⟨

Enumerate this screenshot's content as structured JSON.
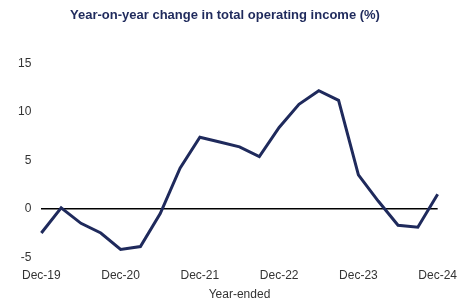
{
  "chart_data": {
    "type": "line",
    "title": "Year-on-year change in total operating income (%)",
    "x_label": "Year-ended",
    "categories": [
      "Dec-19",
      null,
      null,
      null,
      "Dec-20",
      null,
      null,
      null,
      "Dec-21",
      null,
      null,
      null,
      "Dec-22",
      null,
      null,
      null,
      "Dec-23",
      null,
      null,
      null,
      "Dec-24"
    ],
    "values": [
      -2.5,
      0.1,
      -1.5,
      -2.5,
      -4.2,
      -3.9,
      -0.5,
      4.2,
      7.4,
      6.9,
      6.4,
      5.4,
      8.4,
      10.8,
      12.2,
      11.2,
      3.5,
      0.8,
      -1.7,
      -1.9,
      1.5
    ],
    "color": "#1f2a5c",
    "ylim": [
      -5,
      15
    ],
    "yticks": [
      -5,
      0,
      5,
      10,
      15
    ],
    "grid": false,
    "marker": "none",
    "line_style": "solid"
  }
}
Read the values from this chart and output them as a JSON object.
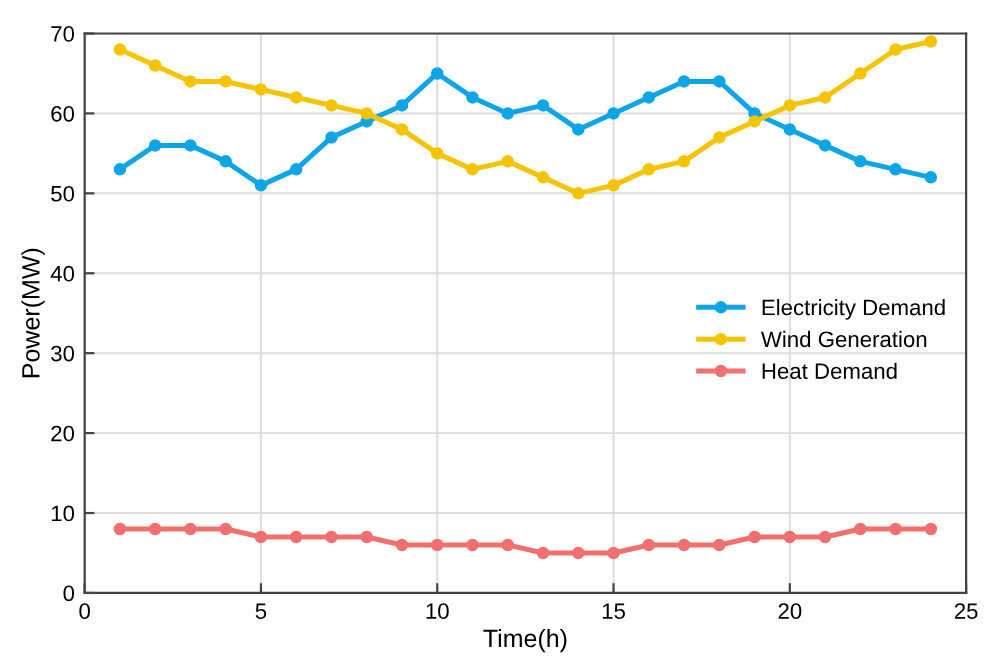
{
  "chart_data": {
    "type": "line",
    "xlabel": "Time(h)",
    "ylabel": "Power(MW)",
    "x": [
      1,
      2,
      3,
      4,
      5,
      6,
      7,
      8,
      9,
      10,
      11,
      12,
      13,
      14,
      15,
      16,
      17,
      18,
      19,
      20,
      21,
      22,
      23,
      24
    ],
    "series": [
      {
        "name": "Electricity Demand",
        "color": "#0ea5e6",
        "values": [
          53,
          56,
          56,
          54,
          51,
          53,
          57,
          59,
          61,
          65,
          62,
          60,
          61,
          58,
          60,
          62,
          64,
          64,
          60,
          58,
          56,
          54,
          53,
          52
        ]
      },
      {
        "name": "Wind Generation",
        "color": "#f5c400",
        "values": [
          68,
          66,
          64,
          64,
          63,
          62,
          61,
          60,
          58,
          55,
          53,
          54,
          52,
          50,
          51,
          53,
          54,
          57,
          59,
          61,
          62,
          65,
          68,
          69
        ]
      },
      {
        "name": "Heat Demand",
        "color": "#f07070",
        "values": [
          8,
          8,
          8,
          8,
          7,
          7,
          7,
          7,
          6,
          6,
          6,
          6,
          5,
          5,
          5,
          6,
          6,
          6,
          7,
          7,
          7,
          8,
          8,
          8
        ]
      }
    ],
    "xlim": [
      0,
      25
    ],
    "xticks": [
      0,
      5,
      10,
      15,
      20,
      25
    ],
    "ylim": [
      0,
      70
    ],
    "yticks": [
      0,
      10,
      20,
      30,
      40,
      50,
      60,
      70
    ],
    "grid": true,
    "legend": "right",
    "marker": "circle",
    "line_style": "solid"
  }
}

⟩

**YOUR INSTRUCTIONS**.
Exclude the pictures, and transcribe all of the material exactly.

**SOLUTION TO THIS TASK**.
Enumerate this screenshot's content as structured JSON.
{
  "chart_data": {
    "type": "line",
    "title": "Year-on-year change in total operating income (%)",
    "x_label": "Year-ended",
    "categories": [
      "Dec-19",
      null,
      null,
      null,
      "Dec-20",
      null,
      null,
      null,
      "Dec-21",
      null,
      null,
      null,
      "Dec-22",
      null,
      null,
      null,
      "Dec-23",
      null,
      null,
      null,
      "Dec-24"
    ],
    "values": [
      -2.5,
      0.1,
      -1.5,
      -2.5,
      -4.2,
      -3.9,
      -0.5,
      4.2,
      7.4,
      6.9,
      6.4,
      5.4,
      8.4,
      10.8,
      12.2,
      11.2,
      3.5,
      0.8,
      -1.7,
      -1.9,
      1.5
    ],
    "color": "#1f2a5c",
    "ylim": [
      -5,
      15
    ],
    "yticks": [
      -5,
      0,
      5,
      10,
      15
    ],
    "grid": false,
    "marker": "none",
    "line_style": "solid"
  }
}
Read the values from this chart and output them as a JSON object.
{
  "chart_data": {
    "type": "line",
    "xlabel": "Time(h)",
    "ylabel": "Power(MW)",
    "x": [
      1,
      2,
      3,
      4,
      5,
      6,
      7,
      8,
      9,
      10,
      11,
      12,
      13,
      14,
      15,
      16,
      17,
      18,
      19,
      20,
      21,
      22,
      23,
      24
    ],
    "series": [
      {
        "name": "Electricity Demand",
        "color": "#0ea5e6",
        "values": [
          53,
          56,
          56,
          54,
          51,
          53,
          57,
          59,
          61,
          65,
          62,
          60,
          61,
          58,
          60,
          62,
          64,
          64,
          60,
          58,
          56,
          54,
          53,
          52
        ]
      },
      {
        "name": "Wind Generation",
        "color": "#f5c400",
        "values": [
          68,
          66,
          64,
          64,
          63,
          62,
          61,
          60,
          58,
          55,
          53,
          54,
          52,
          50,
          51,
          53,
          54,
          57,
          59,
          61,
          62,
          65,
          68,
          69
        ]
      },
      {
        "name": "Heat Demand",
        "color": "#f07070",
        "values": [
          8,
          8,
          8,
          8,
          7,
          7,
          7,
          7,
          6,
          6,
          6,
          6,
          5,
          5,
          5,
          6,
          6,
          6,
          7,
          7,
          7,
          8,
          8,
          8
        ]
      }
    ],
    "xlim": [
      0,
      25
    ],
    "xticks": [
      0,
      5,
      10,
      15,
      20,
      25
    ],
    "ylim": [
      0,
      70
    ],
    "yticks": [
      0,
      10,
      20,
      30,
      40,
      50,
      60,
      70
    ],
    "grid": true,
    "legend": "right",
    "marker": "circle",
    "line_style": "solid"
  }
}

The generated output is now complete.